___ Data records ___
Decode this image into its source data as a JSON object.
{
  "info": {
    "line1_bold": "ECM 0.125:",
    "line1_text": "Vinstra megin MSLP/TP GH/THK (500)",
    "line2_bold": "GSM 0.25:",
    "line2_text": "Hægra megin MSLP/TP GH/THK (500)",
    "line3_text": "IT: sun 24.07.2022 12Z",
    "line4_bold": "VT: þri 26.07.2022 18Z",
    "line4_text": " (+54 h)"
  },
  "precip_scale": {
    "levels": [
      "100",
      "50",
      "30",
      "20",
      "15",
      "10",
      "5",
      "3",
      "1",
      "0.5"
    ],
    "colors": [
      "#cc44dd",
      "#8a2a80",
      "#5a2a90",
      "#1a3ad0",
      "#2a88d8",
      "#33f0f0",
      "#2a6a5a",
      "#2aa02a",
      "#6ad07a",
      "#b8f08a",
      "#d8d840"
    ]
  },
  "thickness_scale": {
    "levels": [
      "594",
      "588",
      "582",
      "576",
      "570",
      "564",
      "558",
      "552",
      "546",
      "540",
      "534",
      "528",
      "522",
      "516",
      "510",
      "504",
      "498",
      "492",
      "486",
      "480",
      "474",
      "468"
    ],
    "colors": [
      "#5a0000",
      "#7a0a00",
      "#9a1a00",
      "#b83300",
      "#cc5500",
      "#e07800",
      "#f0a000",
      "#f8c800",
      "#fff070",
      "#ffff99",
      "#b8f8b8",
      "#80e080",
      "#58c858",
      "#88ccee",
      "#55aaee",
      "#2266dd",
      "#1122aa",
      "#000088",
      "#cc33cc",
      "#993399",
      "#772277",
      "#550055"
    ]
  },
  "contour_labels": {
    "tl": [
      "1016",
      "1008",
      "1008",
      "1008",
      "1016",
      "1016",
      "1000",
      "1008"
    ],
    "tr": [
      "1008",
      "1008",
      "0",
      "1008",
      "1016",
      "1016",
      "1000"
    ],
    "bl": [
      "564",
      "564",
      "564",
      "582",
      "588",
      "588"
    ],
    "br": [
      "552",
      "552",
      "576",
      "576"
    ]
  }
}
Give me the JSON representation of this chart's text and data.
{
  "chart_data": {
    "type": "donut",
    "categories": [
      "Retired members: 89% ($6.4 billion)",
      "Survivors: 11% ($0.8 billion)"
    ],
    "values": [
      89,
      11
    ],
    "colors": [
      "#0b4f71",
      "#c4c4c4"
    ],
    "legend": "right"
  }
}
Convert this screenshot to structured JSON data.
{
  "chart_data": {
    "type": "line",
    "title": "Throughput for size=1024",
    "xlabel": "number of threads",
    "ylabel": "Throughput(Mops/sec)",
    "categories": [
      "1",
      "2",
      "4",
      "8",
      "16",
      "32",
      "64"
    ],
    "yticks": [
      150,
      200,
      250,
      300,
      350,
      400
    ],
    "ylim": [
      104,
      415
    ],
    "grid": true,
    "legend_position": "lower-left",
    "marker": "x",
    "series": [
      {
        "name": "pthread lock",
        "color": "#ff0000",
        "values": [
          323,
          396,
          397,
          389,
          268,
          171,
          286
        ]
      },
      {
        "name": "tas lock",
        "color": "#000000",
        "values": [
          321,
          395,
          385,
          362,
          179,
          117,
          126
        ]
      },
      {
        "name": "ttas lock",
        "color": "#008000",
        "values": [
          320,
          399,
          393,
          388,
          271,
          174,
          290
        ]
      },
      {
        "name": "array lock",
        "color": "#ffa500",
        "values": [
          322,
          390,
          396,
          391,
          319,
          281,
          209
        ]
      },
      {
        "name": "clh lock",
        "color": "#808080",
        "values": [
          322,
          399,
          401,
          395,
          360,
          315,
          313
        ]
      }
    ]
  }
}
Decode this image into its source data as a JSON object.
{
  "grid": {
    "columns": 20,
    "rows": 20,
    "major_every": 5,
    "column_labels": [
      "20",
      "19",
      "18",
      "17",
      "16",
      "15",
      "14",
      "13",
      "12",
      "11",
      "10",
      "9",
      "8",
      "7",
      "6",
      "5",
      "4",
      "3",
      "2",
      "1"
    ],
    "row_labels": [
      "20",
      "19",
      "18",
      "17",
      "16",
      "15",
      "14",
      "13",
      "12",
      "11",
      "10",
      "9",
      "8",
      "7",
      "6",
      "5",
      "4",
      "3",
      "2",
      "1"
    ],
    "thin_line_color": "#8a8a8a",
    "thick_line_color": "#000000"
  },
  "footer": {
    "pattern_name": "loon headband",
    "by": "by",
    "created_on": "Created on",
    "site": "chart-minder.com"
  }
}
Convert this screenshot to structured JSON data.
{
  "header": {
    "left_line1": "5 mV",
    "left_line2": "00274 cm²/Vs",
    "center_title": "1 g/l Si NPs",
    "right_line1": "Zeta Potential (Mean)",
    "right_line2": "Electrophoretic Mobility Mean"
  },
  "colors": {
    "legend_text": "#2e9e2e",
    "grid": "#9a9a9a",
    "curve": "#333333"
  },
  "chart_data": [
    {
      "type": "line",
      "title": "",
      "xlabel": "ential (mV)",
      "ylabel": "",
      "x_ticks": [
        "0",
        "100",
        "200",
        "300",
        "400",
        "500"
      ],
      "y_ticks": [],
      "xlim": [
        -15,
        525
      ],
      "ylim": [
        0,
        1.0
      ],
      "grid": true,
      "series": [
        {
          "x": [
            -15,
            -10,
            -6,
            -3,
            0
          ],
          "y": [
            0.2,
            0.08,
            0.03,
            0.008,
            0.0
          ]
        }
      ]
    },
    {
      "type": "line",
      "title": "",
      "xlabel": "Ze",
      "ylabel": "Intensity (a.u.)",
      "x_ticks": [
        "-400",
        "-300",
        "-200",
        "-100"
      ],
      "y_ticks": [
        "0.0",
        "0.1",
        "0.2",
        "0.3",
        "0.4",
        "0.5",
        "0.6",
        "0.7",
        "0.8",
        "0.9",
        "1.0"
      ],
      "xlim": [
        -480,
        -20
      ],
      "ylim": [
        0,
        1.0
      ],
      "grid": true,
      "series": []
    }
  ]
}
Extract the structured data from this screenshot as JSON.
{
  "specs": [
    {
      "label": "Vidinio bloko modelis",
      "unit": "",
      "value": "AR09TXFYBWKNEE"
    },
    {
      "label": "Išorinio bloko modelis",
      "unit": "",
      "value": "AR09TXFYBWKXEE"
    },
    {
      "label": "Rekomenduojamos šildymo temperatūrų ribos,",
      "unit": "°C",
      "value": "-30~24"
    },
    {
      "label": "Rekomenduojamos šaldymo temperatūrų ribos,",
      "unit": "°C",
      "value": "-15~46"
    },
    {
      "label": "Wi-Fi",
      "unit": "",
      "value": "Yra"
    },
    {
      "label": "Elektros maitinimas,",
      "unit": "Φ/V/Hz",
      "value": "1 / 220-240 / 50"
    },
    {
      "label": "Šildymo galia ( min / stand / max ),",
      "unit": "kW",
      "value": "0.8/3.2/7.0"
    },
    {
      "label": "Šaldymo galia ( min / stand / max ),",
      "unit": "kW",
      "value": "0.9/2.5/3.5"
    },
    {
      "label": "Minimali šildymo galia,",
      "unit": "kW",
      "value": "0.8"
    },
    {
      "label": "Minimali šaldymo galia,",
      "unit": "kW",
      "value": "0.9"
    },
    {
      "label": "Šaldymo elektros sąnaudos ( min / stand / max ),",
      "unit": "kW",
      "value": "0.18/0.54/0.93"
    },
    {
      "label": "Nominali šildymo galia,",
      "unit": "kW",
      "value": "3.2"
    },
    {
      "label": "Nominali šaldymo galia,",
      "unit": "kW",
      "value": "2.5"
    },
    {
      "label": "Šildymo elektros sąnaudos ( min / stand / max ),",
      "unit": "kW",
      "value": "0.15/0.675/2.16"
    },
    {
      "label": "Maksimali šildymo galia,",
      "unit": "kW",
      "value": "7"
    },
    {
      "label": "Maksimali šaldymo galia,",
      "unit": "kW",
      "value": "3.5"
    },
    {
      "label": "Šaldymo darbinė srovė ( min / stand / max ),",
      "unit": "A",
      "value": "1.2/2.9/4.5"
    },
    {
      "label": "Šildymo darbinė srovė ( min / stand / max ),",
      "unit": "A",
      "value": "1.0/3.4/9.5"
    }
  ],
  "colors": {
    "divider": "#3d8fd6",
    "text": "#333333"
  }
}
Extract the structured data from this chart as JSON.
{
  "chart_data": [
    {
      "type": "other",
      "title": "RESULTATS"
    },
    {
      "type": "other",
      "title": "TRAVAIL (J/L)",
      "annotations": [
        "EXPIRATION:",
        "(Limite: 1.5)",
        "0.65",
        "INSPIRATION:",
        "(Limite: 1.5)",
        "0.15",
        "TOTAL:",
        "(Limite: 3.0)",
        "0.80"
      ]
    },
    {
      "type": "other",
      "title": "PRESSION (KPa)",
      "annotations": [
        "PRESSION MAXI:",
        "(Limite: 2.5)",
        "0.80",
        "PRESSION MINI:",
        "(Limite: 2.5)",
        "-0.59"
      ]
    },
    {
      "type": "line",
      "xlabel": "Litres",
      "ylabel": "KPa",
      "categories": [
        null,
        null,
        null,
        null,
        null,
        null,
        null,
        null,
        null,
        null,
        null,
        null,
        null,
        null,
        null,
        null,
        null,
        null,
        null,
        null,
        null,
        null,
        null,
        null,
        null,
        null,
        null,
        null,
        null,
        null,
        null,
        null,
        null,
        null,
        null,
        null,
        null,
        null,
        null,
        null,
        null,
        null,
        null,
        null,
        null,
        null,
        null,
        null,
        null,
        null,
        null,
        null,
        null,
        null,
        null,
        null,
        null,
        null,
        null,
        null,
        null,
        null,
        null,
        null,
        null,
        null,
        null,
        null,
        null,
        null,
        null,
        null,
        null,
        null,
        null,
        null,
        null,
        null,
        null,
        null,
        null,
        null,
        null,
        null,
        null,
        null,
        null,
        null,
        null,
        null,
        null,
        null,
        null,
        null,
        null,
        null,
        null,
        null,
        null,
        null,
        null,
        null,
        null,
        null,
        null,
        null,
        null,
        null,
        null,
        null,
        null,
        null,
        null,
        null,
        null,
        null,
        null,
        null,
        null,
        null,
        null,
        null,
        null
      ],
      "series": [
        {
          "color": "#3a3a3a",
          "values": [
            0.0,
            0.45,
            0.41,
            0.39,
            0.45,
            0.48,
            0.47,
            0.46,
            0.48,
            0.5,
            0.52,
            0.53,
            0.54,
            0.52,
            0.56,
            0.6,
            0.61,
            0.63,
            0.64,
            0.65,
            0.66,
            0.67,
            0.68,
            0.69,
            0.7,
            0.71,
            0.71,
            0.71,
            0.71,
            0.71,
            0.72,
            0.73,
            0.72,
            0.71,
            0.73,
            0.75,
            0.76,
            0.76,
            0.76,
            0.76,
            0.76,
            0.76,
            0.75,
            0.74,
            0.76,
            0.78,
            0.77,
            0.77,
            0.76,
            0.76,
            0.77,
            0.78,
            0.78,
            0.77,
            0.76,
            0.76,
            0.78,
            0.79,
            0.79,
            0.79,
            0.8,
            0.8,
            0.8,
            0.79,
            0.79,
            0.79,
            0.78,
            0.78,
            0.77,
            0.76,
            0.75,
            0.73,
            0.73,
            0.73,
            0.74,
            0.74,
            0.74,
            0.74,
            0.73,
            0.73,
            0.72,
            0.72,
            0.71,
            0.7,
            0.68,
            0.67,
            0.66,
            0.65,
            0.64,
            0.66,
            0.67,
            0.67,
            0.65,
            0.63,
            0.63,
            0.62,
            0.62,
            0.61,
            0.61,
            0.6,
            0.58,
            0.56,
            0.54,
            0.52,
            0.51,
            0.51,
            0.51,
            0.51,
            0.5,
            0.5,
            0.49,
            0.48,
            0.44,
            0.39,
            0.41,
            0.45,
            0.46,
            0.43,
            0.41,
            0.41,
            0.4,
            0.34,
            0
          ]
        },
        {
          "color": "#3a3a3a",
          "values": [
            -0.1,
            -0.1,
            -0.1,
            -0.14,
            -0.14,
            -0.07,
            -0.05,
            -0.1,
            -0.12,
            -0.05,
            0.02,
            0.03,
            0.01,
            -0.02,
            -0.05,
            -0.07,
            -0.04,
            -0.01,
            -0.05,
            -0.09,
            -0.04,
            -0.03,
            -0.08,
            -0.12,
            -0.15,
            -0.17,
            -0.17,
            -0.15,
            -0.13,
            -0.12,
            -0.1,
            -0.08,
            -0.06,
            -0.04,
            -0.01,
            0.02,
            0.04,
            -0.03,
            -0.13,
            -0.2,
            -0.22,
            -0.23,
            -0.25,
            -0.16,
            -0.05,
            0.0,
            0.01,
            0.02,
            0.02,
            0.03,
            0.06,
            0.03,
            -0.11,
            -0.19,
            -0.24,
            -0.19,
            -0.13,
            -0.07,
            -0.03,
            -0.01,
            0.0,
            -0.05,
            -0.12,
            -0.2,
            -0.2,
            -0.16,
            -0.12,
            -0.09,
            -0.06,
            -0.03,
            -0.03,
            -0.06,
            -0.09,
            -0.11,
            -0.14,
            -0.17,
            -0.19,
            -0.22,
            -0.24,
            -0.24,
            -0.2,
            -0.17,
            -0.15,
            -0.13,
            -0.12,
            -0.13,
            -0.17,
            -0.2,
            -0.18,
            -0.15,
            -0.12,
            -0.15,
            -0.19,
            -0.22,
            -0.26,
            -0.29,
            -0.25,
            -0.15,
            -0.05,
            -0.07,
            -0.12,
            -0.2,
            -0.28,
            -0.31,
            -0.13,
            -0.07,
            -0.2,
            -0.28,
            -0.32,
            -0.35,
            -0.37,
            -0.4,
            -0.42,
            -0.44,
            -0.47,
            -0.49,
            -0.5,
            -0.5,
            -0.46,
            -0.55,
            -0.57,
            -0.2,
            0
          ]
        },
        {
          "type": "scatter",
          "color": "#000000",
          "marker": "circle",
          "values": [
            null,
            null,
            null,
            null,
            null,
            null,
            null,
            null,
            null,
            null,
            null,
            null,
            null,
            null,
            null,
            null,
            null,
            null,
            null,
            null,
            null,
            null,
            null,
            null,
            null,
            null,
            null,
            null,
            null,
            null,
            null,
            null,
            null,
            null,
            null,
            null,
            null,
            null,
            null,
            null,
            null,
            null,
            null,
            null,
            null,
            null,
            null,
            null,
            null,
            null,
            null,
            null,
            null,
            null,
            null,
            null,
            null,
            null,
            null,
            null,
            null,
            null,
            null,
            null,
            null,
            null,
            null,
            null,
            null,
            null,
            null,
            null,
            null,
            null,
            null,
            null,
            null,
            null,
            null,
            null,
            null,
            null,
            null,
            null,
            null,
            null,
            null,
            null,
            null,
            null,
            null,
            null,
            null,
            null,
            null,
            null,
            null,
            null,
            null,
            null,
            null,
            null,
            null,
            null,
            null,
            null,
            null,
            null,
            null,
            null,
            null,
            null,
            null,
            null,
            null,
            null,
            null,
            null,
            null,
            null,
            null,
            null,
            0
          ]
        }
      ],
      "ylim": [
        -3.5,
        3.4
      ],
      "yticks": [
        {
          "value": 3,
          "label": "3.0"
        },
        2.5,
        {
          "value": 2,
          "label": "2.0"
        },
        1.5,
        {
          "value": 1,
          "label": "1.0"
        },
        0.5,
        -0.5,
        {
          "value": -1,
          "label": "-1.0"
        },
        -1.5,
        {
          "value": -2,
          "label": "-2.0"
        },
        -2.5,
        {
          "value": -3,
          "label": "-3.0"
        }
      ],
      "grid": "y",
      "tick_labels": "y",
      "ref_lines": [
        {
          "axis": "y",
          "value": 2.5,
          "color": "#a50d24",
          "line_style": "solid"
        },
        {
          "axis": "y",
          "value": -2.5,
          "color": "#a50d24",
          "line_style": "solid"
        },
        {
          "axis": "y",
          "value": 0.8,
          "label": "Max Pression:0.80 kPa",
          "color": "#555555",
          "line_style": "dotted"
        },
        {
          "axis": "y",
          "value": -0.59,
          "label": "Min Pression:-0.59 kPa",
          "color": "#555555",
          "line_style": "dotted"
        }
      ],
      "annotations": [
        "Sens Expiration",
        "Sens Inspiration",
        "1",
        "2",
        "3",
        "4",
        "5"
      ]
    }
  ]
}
___
*Goal*. Go through the listing above and list every line that has the word "MSLP".

*Result*.
    "line1_text": "Vinstra megin MSLP/TP GH/THK (500)",
    "line2_text": "Hægra megin MSLP/TP GH/THK (500)",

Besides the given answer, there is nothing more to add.